◆ **Records to process**:
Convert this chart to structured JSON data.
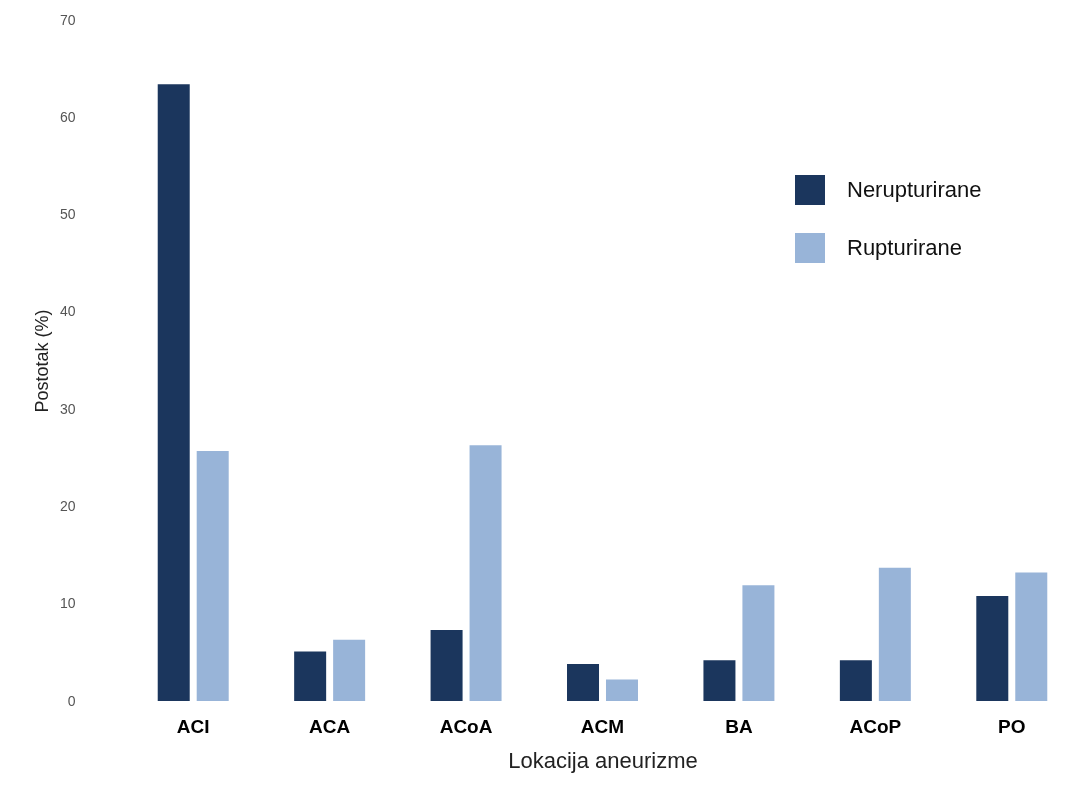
{
  "chart_data": {
    "type": "bar",
    "xlabel": "Lokacija aneurizme",
    "ylabel": "Postotak (%)",
    "categories": [
      "ACI",
      "ACA",
      "ACoA",
      "ACM",
      "BA",
      "ACoP",
      "PO"
    ],
    "series": [
      {
        "name": "Nerupturirane",
        "color": "#1b365d",
        "values": [
          63.4,
          5.1,
          7.3,
          3.8,
          4.2,
          4.2,
          10.8
        ]
      },
      {
        "name": "Rupturirane",
        "color": "#98b4d8",
        "values": [
          25.7,
          6.3,
          26.3,
          2.2,
          11.9,
          13.7,
          13.2
        ]
      }
    ],
    "ylim": [
      0,
      70
    ],
    "yticks": [
      0,
      10,
      20,
      30,
      40,
      50,
      60,
      70
    ],
    "grid": false,
    "legend": "top right"
  }
}
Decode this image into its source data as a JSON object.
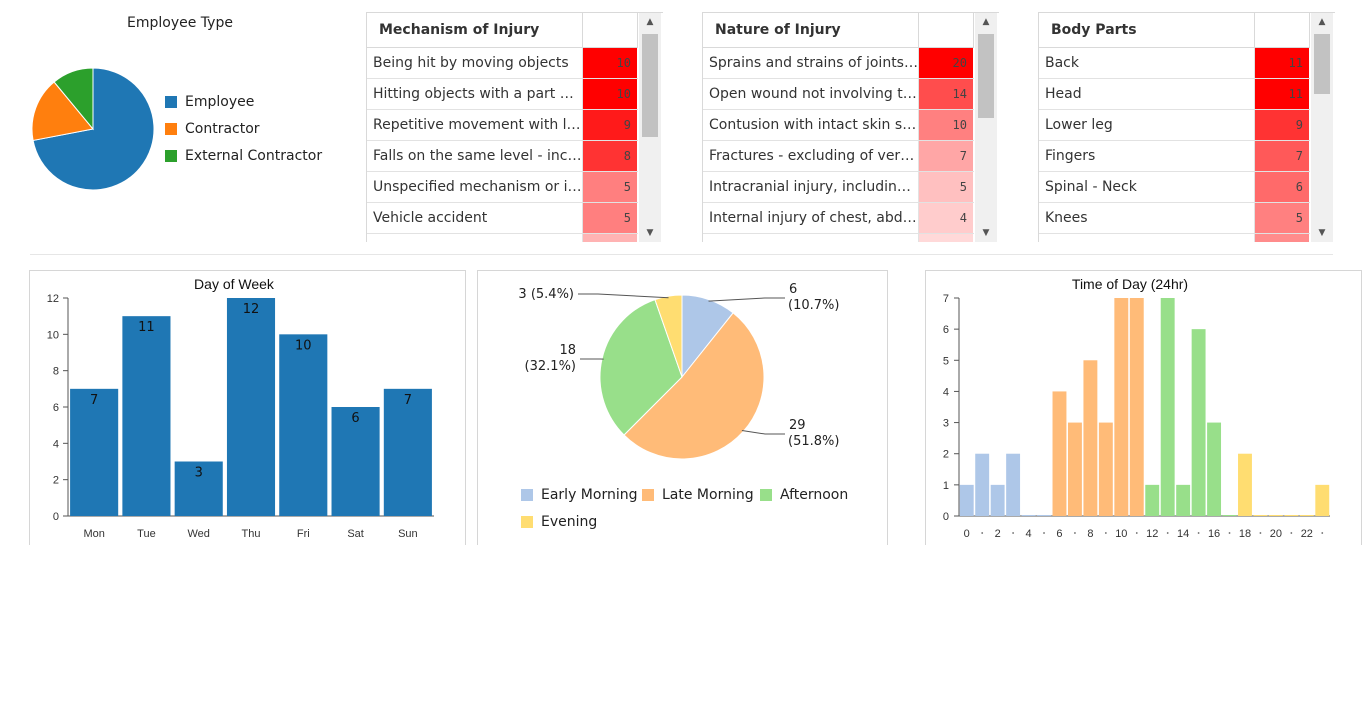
{
  "employee_type": {
    "title": "Employee Type",
    "chart_data": {
      "type": "pie",
      "title": "Employee Type",
      "labels": [
        "Employee",
        "Contractor",
        "External Contractor"
      ],
      "values": [
        72,
        17,
        11
      ],
      "colors": [
        "#1f77b4",
        "#ff7f0e",
        "#2ca02c"
      ],
      "legend": "right"
    }
  },
  "grids": [
    {
      "header": "Mechanism of Injury",
      "rows": [
        {
          "name": "Being hit by moving objects",
          "value": "10",
          "color": "#ff0000"
        },
        {
          "name": "Hitting objects with a part of the body",
          "value": "10",
          "color": "#ff0000"
        },
        {
          "name": "Repetitive movement with low muscle loading",
          "value": "9",
          "color": "#ff1a1a"
        },
        {
          "name": "Falls on the same level - including trips",
          "value": "8",
          "color": "#ff3333"
        },
        {
          "name": "Unspecified mechanism or incident",
          "value": "5",
          "color": "#ff7f7f"
        },
        {
          "name": "Vehicle accident",
          "value": "5",
          "color": "#ff7f7f"
        },
        {
          "name": "",
          "value": "",
          "color": "#ffb3b3"
        }
      ]
    },
    {
      "header": "Nature of Injury",
      "rows": [
        {
          "name": "Sprains and strains of joints and adjacent muscles",
          "value": "20",
          "color": "#ff0000"
        },
        {
          "name": "Open wound not involving traumatic amputation",
          "value": "14",
          "color": "#ff4d4d"
        },
        {
          "name": "Contusion with intact skin surface",
          "value": "10",
          "color": "#ff8080"
        },
        {
          "name": "Fractures - excluding of vertebral column",
          "value": "7",
          "color": "#ffa6a6"
        },
        {
          "name": "Intracranial injury, including concussion",
          "value": "5",
          "color": "#ffc0c0"
        },
        {
          "name": "Internal injury of chest, abdomen and pelvis",
          "value": "4",
          "color": "#ffcccc"
        },
        {
          "name": "",
          "value": "",
          "color": "#ffd9d9"
        }
      ]
    },
    {
      "header": "Body Parts",
      "rows": [
        {
          "name": "Back",
          "value": "11",
          "color": "#ff0000"
        },
        {
          "name": "Head",
          "value": "11",
          "color": "#ff0000"
        },
        {
          "name": "Lower leg",
          "value": "9",
          "color": "#ff3333"
        },
        {
          "name": "Fingers",
          "value": "7",
          "color": "#ff5959"
        },
        {
          "name": "Spinal - Neck",
          "value": "6",
          "color": "#ff6a6a"
        },
        {
          "name": "Knees",
          "value": "5",
          "color": "#ff8080"
        },
        {
          "name": "",
          "value": "",
          "color": "#ff8c8c"
        }
      ]
    }
  ],
  "day_of_week": {
    "chart_data": {
      "type": "bar",
      "title": "Day of Week",
      "categories": [
        "Mon",
        "Tue",
        "Wed",
        "Thu",
        "Fri",
        "Sat",
        "Sun"
      ],
      "values": [
        7,
        11,
        3,
        12,
        10,
        6,
        7
      ],
      "ylim": [
        0,
        12
      ],
      "yticks": [
        0,
        2,
        4,
        6,
        8,
        10,
        12
      ],
      "color": "#1f77b4"
    }
  },
  "time_period": {
    "chart_data": {
      "type": "pie",
      "labels": [
        "Early Morning",
        "Late Morning",
        "Afternoon",
        "Evening"
      ],
      "values": [
        6,
        29,
        18,
        3
      ],
      "value_labels": [
        "6",
        "29",
        "18",
        "3"
      ],
      "percent_labels": [
        "(10.7%)",
        "(51.8%)",
        "(32.1%)",
        "(5.4%)"
      ],
      "colors": [
        "#aec7e8",
        "#ffbb78",
        "#98df8a",
        "#ffdd71"
      ],
      "legend": "bottom"
    }
  },
  "time_of_day": {
    "chart_data": {
      "type": "bar",
      "title": "Time of Day (24hr)",
      "x": [
        0,
        1,
        2,
        3,
        4,
        5,
        6,
        7,
        8,
        9,
        10,
        11,
        12,
        13,
        14,
        15,
        16,
        17,
        18,
        19,
        20,
        21,
        22,
        23
      ],
      "values": [
        1,
        2,
        1,
        2,
        0,
        0,
        4,
        3,
        5,
        3,
        7,
        7,
        1,
        7,
        1,
        6,
        3,
        0,
        2,
        0,
        0,
        0,
        0,
        1
      ],
      "period": [
        "Early Morning",
        "Early Morning",
        "Early Morning",
        "Early Morning",
        "Early Morning",
        "Early Morning",
        "Late Morning",
        "Late Morning",
        "Late Morning",
        "Late Morning",
        "Late Morning",
        "Late Morning",
        "Afternoon",
        "Afternoon",
        "Afternoon",
        "Afternoon",
        "Afternoon",
        "Afternoon",
        "Evening",
        "Evening",
        "Evening",
        "Evening",
        "Evening",
        "Evening"
      ],
      "xticks": [
        "0",
        "2",
        "4",
        "6",
        "8",
        "10",
        "12",
        "14",
        "16",
        "18",
        "20",
        "22"
      ],
      "ylim": [
        0,
        7
      ],
      "yticks": [
        0,
        1,
        2,
        3,
        4,
        5,
        6,
        7
      ]
    }
  }
}
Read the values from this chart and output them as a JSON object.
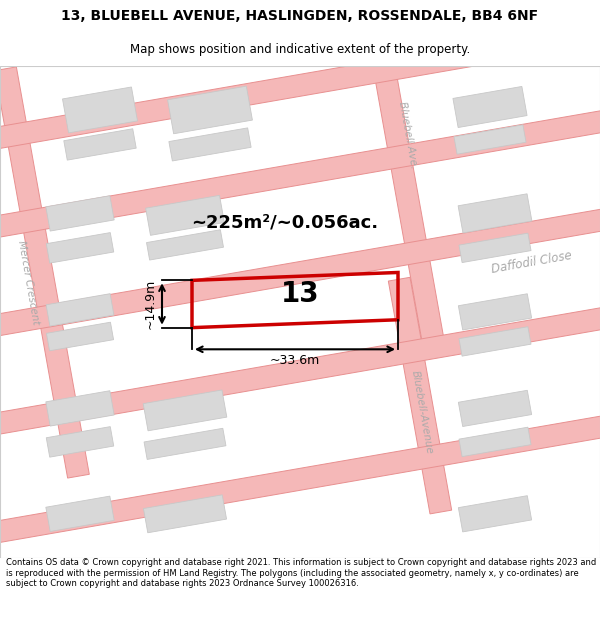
{
  "title_line1": "13, BLUEBELL AVENUE, HASLINGDEN, ROSSENDALE, BB4 6NF",
  "title_line2": "Map shows position and indicative extent of the property.",
  "footer_text": "Contains OS data © Crown copyright and database right 2021. This information is subject to Crown copyright and database rights 2023 and is reproduced with the permission of HM Land Registry. The polygons (including the associated geometry, namely x, y co-ordinates) are subject to Crown copyright and database rights 2023 Ordnance Survey 100026316.",
  "background_color": "#ffffff",
  "map_bg": "#ffffff",
  "building_color": "#d8d8d8",
  "building_ec": "#c8c8c8",
  "road_fill": "#f5b8b8",
  "road_edge": "#e89090",
  "highlight_color": "#cc0000",
  "street_label_color": "#aaaaaa",
  "area_text": "~225m²/~0.056ac.",
  "dim_h_text": "~14.9m",
  "dim_w_text": "~33.6m",
  "label_13": "13"
}
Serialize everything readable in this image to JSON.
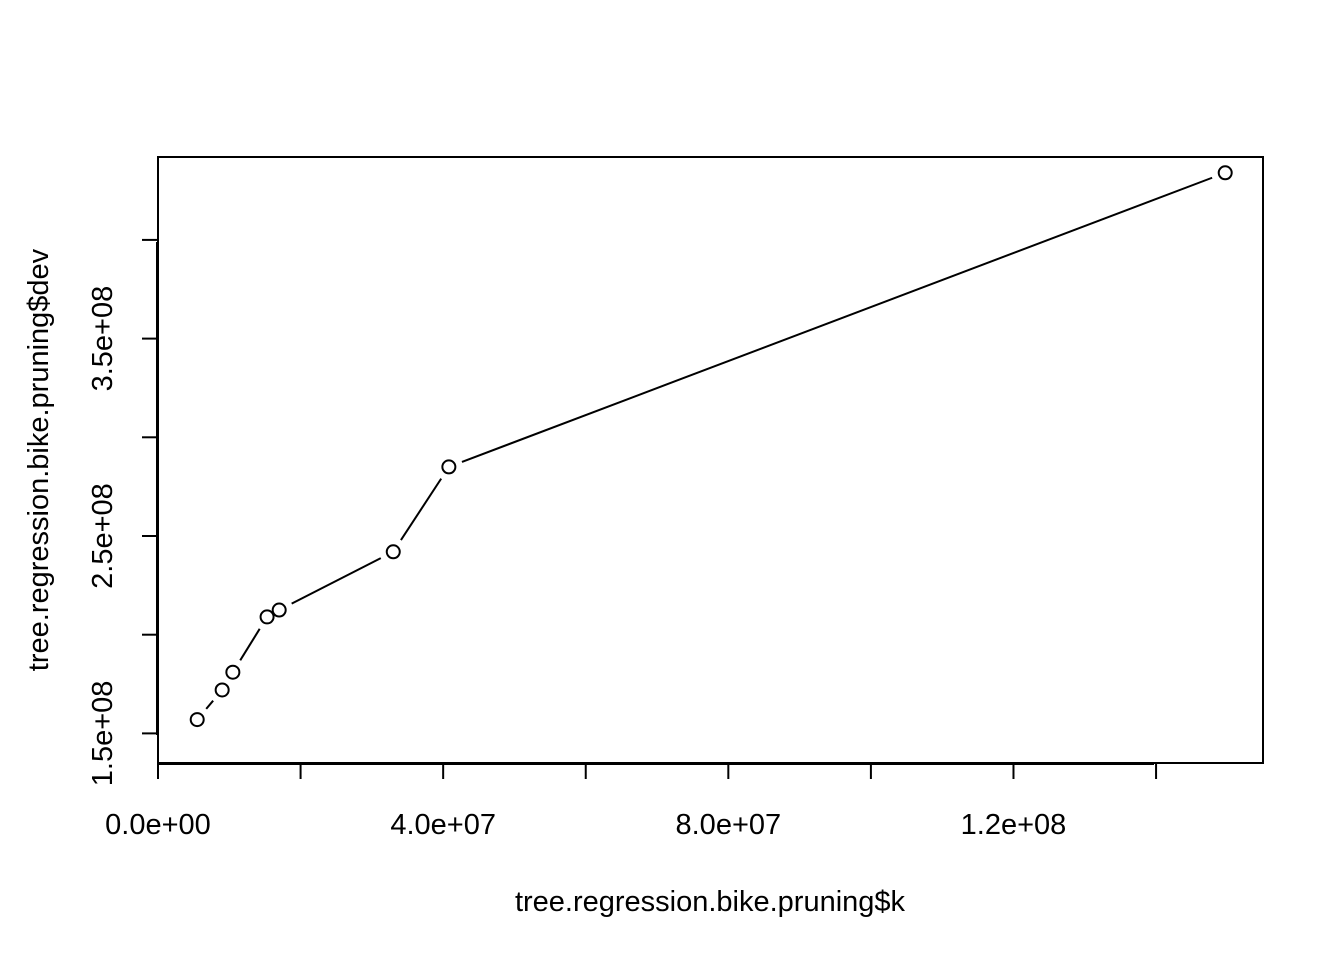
{
  "chart_data": {
    "type": "line",
    "title": "",
    "xlabel": "tree.regression.bike.pruning$k",
    "ylabel": "tree.regression.bike.pruning$dev",
    "xlim": [
      0,
      155000000
    ],
    "ylim": [
      135000000,
      442000000
    ],
    "x_ticks": [
      0,
      20000000,
      40000000,
      60000000,
      80000000,
      100000000,
      120000000,
      140000000
    ],
    "x_tick_labels": [
      "0.0e+00",
      "",
      "4.0e+07",
      "",
      "8.0e+07",
      "",
      "1.2e+08",
      ""
    ],
    "y_ticks": [
      150000000,
      200000000,
      250000000,
      300000000,
      350000000,
      400000000
    ],
    "y_tick_labels": [
      "1.5e+08",
      "",
      "2.5e+08",
      "",
      "3.5e+08",
      ""
    ],
    "grid": false,
    "marker": "open-circle",
    "series": [
      {
        "x": [
          5500000,
          9000000,
          10500000,
          15300000,
          17000000,
          33000000,
          40800000,
          149700000
        ],
        "values": [
          157000000,
          172000000,
          181000000,
          209000000,
          212500000,
          242000000,
          285000000,
          434000000
        ]
      }
    ]
  }
}
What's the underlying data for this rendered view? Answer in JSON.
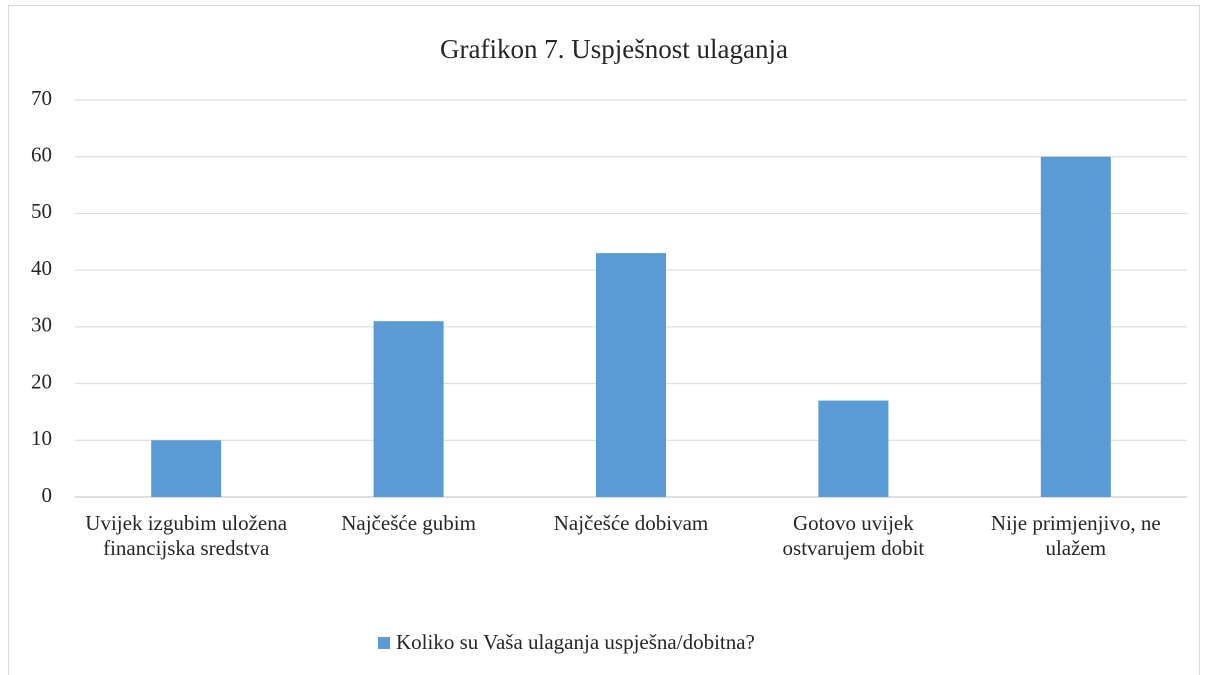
{
  "chart_data": {
    "type": "bar",
    "title": "Grafikon 7. Uspješnost ulaganja",
    "categories": [
      "Uvijek izgubim uložena financijska sredstva",
      "Najčešće gubim",
      "Najčešće dobivam",
      "Gotovo uvijek ostvarujem dobit",
      "Nije primjenjivo, ne ulažem"
    ],
    "series": [
      {
        "name": "Koliko su Vaša ulaganja uspješna/dobitna?",
        "color": "#5b9bd5",
        "values": [
          10,
          31,
          43,
          17,
          60
        ]
      }
    ],
    "ylim": [
      0,
      70
    ],
    "yticks": [
      0,
      10,
      20,
      30,
      40,
      50,
      60,
      70
    ],
    "grid": true,
    "legend": "bottom"
  }
}
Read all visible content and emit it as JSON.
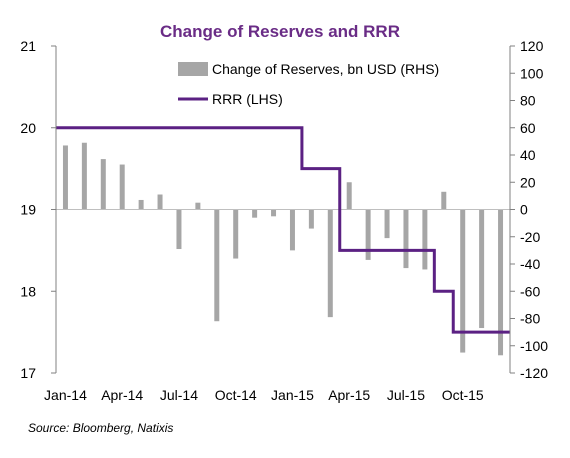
{
  "chart_data": {
    "type": "bar+line",
    "title": "Change of Reserves and RRR",
    "source": "Source: Bloomberg, Natixis",
    "x_tick_labels": [
      "Jan-14",
      "Apr-14",
      "Jul-14",
      "Oct-14",
      "Jan-15",
      "Apr-15",
      "Jul-15",
      "Oct-15"
    ],
    "y_left": {
      "min": 17,
      "max": 21,
      "ticks": [
        "17",
        "18",
        "19",
        "20",
        "21"
      ]
    },
    "y_right": {
      "min": -120,
      "max": 120,
      "ticks": [
        "-120",
        "-100",
        "-80",
        "-60",
        "-40",
        "-20",
        "0",
        "20",
        "40",
        "60",
        "80",
        "100",
        "120"
      ]
    },
    "months": [
      "2014-01",
      "2014-02",
      "2014-03",
      "2014-04",
      "2014-05",
      "2014-06",
      "2014-07",
      "2014-08",
      "2014-09",
      "2014-10",
      "2014-11",
      "2014-12",
      "2015-01",
      "2015-02",
      "2015-03",
      "2015-04",
      "2015-05",
      "2015-06",
      "2015-07",
      "2015-08",
      "2015-09",
      "2015-10",
      "2015-11",
      "2015-12"
    ],
    "series": [
      {
        "name": "Change of Reserves, bn USD (RHS)",
        "type": "bar",
        "axis": "right",
        "color": "#a6a6a6",
        "values": [
          47,
          49,
          37,
          33,
          7,
          11,
          -29,
          5,
          -82,
          -36,
          -6,
          -5,
          -30,
          -14,
          -79,
          20,
          -37,
          -21,
          -43,
          -44,
          13,
          -105,
          -87,
          -107
        ]
      },
      {
        "name": "RRR (LHS)",
        "type": "step-line",
        "axis": "left",
        "color": "#5b2183",
        "values": [
          20,
          20,
          20,
          20,
          20,
          20,
          20,
          20,
          20,
          20,
          20,
          20,
          20,
          19.5,
          19.5,
          18.5,
          18.5,
          18.5,
          18.5,
          18.5,
          18,
          17.5,
          17.5,
          17.5
        ]
      }
    ],
    "legend_position": "top-right",
    "grid": false
  }
}
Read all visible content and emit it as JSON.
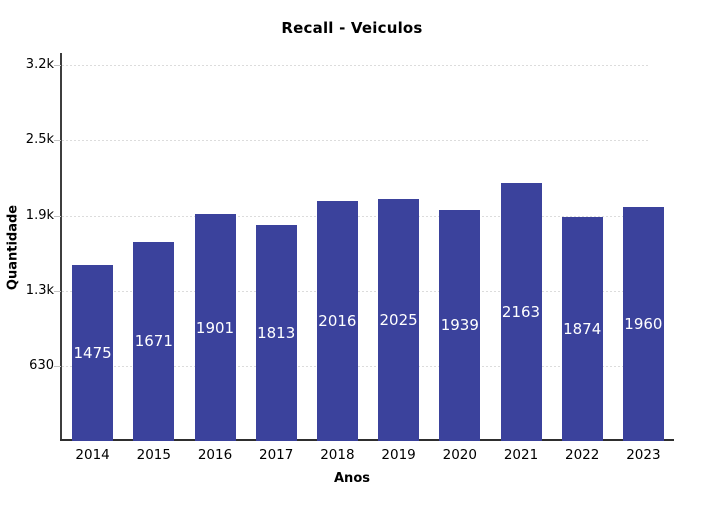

◆ **Problem to work on**:
Gather from the records above every line containing the string "with".

◆ **Response for this exercise**:
          "name": "Hitting objects with a part of the body",
          "name": "Repetitive movement with low muscle loading",
          "name": "Contusion with intact skin surface",
  "footer_text": "Contains OS data © Crown copyright and database right 2021. This information is subject to Crown copyright and database rights 2023 and is reproduced with the permission of HM Land Registry. The polygons (including the associated geometry, namely x, y co-ordinates) are subject to Crown copyright and database rights 2023 Ordnance Survey 100026316.",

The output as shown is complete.